++++ Records for processing ++++

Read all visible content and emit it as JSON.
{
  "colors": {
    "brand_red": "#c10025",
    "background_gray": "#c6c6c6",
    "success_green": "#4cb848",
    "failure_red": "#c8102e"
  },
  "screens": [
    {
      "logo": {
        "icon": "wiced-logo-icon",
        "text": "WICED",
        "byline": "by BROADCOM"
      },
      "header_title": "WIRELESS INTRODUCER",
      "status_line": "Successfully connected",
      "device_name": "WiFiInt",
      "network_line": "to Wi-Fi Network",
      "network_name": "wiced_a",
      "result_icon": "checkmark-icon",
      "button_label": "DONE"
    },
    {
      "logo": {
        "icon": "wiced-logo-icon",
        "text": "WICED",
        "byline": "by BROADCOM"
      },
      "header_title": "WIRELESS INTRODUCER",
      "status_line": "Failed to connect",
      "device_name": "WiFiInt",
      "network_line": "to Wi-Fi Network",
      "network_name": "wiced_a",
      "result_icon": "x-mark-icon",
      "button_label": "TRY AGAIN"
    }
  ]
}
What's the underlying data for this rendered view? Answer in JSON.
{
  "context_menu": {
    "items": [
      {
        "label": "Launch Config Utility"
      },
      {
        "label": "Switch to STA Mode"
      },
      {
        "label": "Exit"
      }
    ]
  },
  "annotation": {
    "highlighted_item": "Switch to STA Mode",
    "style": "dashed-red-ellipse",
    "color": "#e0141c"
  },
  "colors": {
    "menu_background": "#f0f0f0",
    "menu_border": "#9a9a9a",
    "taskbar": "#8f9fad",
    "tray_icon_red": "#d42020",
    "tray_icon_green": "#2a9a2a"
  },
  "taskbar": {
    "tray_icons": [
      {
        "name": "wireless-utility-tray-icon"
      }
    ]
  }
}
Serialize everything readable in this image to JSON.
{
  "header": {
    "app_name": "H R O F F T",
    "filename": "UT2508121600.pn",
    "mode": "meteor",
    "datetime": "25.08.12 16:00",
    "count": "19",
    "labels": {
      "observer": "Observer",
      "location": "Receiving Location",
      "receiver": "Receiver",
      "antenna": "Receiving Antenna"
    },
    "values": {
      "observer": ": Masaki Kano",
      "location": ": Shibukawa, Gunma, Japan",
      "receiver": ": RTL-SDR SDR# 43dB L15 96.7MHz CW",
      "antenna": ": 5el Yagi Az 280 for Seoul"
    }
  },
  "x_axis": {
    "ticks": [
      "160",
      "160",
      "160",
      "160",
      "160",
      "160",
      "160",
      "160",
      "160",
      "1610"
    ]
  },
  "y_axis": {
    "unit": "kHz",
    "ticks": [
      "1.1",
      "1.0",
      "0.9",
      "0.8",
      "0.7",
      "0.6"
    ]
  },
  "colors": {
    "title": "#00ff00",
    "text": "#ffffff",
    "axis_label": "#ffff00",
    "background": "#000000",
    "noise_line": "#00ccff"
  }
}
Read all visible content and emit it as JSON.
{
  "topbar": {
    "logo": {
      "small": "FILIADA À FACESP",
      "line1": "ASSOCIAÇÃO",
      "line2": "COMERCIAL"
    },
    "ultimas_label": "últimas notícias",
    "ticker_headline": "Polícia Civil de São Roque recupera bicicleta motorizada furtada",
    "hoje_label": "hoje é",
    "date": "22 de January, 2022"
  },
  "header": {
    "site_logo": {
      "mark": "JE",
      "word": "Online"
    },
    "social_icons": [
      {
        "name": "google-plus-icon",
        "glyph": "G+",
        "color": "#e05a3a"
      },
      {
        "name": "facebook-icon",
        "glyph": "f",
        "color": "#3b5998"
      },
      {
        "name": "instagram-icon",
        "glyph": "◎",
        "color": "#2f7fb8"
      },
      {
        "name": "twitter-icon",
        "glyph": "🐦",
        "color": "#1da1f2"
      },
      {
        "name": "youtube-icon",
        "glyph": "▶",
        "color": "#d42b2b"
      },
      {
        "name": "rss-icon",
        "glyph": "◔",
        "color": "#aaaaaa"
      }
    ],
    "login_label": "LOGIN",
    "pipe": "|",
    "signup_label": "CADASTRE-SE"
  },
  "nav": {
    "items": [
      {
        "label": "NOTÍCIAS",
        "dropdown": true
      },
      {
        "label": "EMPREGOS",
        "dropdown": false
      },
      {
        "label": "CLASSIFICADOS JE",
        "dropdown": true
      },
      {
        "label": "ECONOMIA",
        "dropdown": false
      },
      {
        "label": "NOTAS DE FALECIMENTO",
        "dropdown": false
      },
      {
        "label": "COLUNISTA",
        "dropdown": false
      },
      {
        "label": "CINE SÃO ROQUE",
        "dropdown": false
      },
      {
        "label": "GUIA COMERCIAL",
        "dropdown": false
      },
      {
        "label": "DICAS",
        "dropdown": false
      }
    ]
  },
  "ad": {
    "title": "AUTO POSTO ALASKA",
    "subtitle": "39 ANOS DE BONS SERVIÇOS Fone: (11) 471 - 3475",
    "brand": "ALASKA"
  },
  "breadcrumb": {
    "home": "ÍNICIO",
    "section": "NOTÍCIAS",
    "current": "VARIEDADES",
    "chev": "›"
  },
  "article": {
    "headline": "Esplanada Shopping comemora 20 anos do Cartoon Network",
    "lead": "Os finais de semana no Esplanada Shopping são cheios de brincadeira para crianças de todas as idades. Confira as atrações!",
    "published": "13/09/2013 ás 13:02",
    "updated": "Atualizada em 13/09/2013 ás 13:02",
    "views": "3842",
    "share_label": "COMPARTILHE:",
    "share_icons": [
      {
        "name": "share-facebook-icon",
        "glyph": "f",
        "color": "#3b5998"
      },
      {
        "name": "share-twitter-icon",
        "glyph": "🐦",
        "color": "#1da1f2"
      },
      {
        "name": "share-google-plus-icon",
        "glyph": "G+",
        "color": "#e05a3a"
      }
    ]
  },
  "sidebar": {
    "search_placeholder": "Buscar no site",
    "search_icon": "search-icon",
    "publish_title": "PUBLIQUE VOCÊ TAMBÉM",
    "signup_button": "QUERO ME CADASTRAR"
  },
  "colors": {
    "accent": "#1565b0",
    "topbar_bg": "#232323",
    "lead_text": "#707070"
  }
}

++++

- _Work to be completed_:
Copy out all the entries shown above, character for character.

- _Solution to this task_:
Read all visible content and emit it as JSON.
{
  "colors": {
    "brand_red": "#c10025",
    "background_gray": "#c6c6c6",
    "success_green": "#4cb848",
    "failure_red": "#c8102e"
  },
  "screens": [
    {
      "logo": {
        "icon": "wiced-logo-icon",
        "text": "WICED",
        "byline": "by BROADCOM"
      },
      "header_title": "WIRELESS INTRODUCER",
      "status_line": "Successfully connected",
      "device_name": "WiFiInt",
      "network_line": "to Wi-Fi Network",
      "network_name": "wiced_a",
      "result_icon": "checkmark-icon",
      "button_label": "DONE"
    },
    {
      "logo": {
        "icon": "wiced-logo-icon",
        "text": "WICED",
        "byline": "by BROADCOM"
      },
      "header_title": "WIRELESS INTRODUCER",
      "status_line": "Failed to connect",
      "device_name": "WiFiInt",
      "network_line": "to Wi-Fi Network",
      "network_name": "wiced_a",
      "result_icon": "x-mark-icon",
      "button_label": "TRY AGAIN"
    }
  ]
}
What's the underlying data for this rendered view? Answer in JSON.
{
  "context_menu": {
    "items": [
      {
        "label": "Launch Config Utility"
      },
      {
        "label": "Switch to STA Mode"
      },
      {
        "label": "Exit"
      }
    ]
  },
  "annotation": {
    "highlighted_item": "Switch to STA Mode",
    "style": "dashed-red-ellipse",
    "color": "#e0141c"
  },
  "colors": {
    "menu_background": "#f0f0f0",
    "menu_border": "#9a9a9a",
    "taskbar": "#8f9fad",
    "tray_icon_red": "#d42020",
    "tray_icon_green": "#2a9a2a"
  },
  "taskbar": {
    "tray_icons": [
      {
        "name": "wireless-utility-tray-icon"
      }
    ]
  }
}
Serialize everything readable in this image to JSON.
{
  "header": {
    "app_name": "H R O F F T",
    "filename": "UT2508121600.pn",
    "mode": "meteor",
    "datetime": "25.08.12 16:00",
    "count": "19",
    "labels": {
      "observer": "Observer",
      "location": "Receiving Location",
      "receiver": "Receiver",
      "antenna": "Receiving Antenna"
    },
    "values": {
      "observer": ": Masaki Kano",
      "location": ": Shibukawa, Gunma, Japan",
      "receiver": ": RTL-SDR SDR# 43dB L15 96.7MHz CW",
      "antenna": ": 5el Yagi Az 280 for Seoul"
    }
  },
  "x_axis": {
    "ticks": [
      "160",
      "160",
      "160",
      "160",
      "160",
      "160",
      "160",
      "160",
      "160",
      "1610"
    ]
  },
  "y_axis": {
    "unit": "kHz",
    "ticks": [
      "1.1",
      "1.0",
      "0.9",
      "0.8",
      "0.7",
      "0.6"
    ]
  },
  "colors": {
    "title": "#00ff00",
    "text": "#ffffff",
    "axis_label": "#ffff00",
    "background": "#000000",
    "noise_line": "#00ccff"
  }
}
Read all visible content and emit it as JSON.
{
  "topbar": {
    "logo": {
      "small": "FILIADA À FACESP",
      "line1": "ASSOCIAÇÃO",
      "line2": "COMERCIAL"
    },
    "ultimas_label": "últimas notícias",
    "ticker_headline": "Polícia Civil de São Roque recupera bicicleta motorizada furtada",
    "hoje_label": "hoje é",
    "date": "22 de January, 2022"
  },
  "header": {
    "site_logo": {
      "mark": "JE",
      "word": "Online"
    },
    "social_icons": [
      {
        "name": "google-plus-icon",
        "glyph": "G+",
        "color": "#e05a3a"
      },
      {
        "name": "facebook-icon",
        "glyph": "f",
        "color": "#3b5998"
      },
      {
        "name": "instagram-icon",
        "glyph": "◎",
        "color": "#2f7fb8"
      },
      {
        "name": "twitter-icon",
        "glyph": "🐦",
        "color": "#1da1f2"
      },
      {
        "name": "youtube-icon",
        "glyph": "▶",
        "color": "#d42b2b"
      },
      {
        "name": "rss-icon",
        "glyph": "◔",
        "color": "#aaaaaa"
      }
    ],
    "login_label": "LOGIN",
    "pipe": "|",
    "signup_label": "CADASTRE-SE"
  },
  "nav": {
    "items": [
      {
        "label": "NOTÍCIAS",
        "dropdown": true
      },
      {
        "label": "EMPREGOS",
        "dropdown": false
      },
      {
        "label": "CLASSIFICADOS JE",
        "dropdown": true
      },
      {
        "label": "ECONOMIA",
        "dropdown": false
      },
      {
        "label": "NOTAS DE FALECIMENTO",
        "dropdown": false
      },
      {
        "label": "COLUNISTA",
        "dropdown": false
      },
      {
        "label": "CINE SÃO ROQUE",
        "dropdown": false
      },
      {
        "label": "GUIA COMERCIAL",
        "dropdown": false
      },
      {
        "label": "DICAS",
        "dropdown": false
      }
    ]
  },
  "ad": {
    "title": "AUTO POSTO ALASKA",
    "subtitle": "39 ANOS DE BONS SERVIÇOS Fone: (11) 471 - 3475",
    "brand": "ALASKA"
  },
  "breadcrumb": {
    "home": "ÍNICIO",
    "section": "NOTÍCIAS",
    "current": "VARIEDADES",
    "chev": "›"
  },
  "article": {
    "headline": "Esplanada Shopping comemora 20 anos do Cartoon Network",
    "lead": "Os finais de semana no Esplanada Shopping são cheios de brincadeira para crianças de todas as idades. Confira as atrações!",
    "published": "13/09/2013 ás 13:02",
    "updated": "Atualizada em 13/09/2013 ás 13:02",
    "views": "3842",
    "share_label": "COMPARTILHE:",
    "share_icons": [
      {
        "name": "share-facebook-icon",
        "glyph": "f",
        "color": "#3b5998"
      },
      {
        "name": "share-twitter-icon",
        "glyph": "🐦",
        "color": "#1da1f2"
      },
      {
        "name": "share-google-plus-icon",
        "glyph": "G+",
        "color": "#e05a3a"
      }
    ]
  },
  "sidebar": {
    "search_placeholder": "Buscar no site",
    "search_icon": "search-icon",
    "publish_title": "PUBLIQUE VOCÊ TAMBÉM",
    "signup_button": "QUERO ME CADASTRAR"
  },
  "colors": {
    "accent": "#1565b0",
    "topbar_bg": "#232323",
    "lead_text": "#707070"
  }
}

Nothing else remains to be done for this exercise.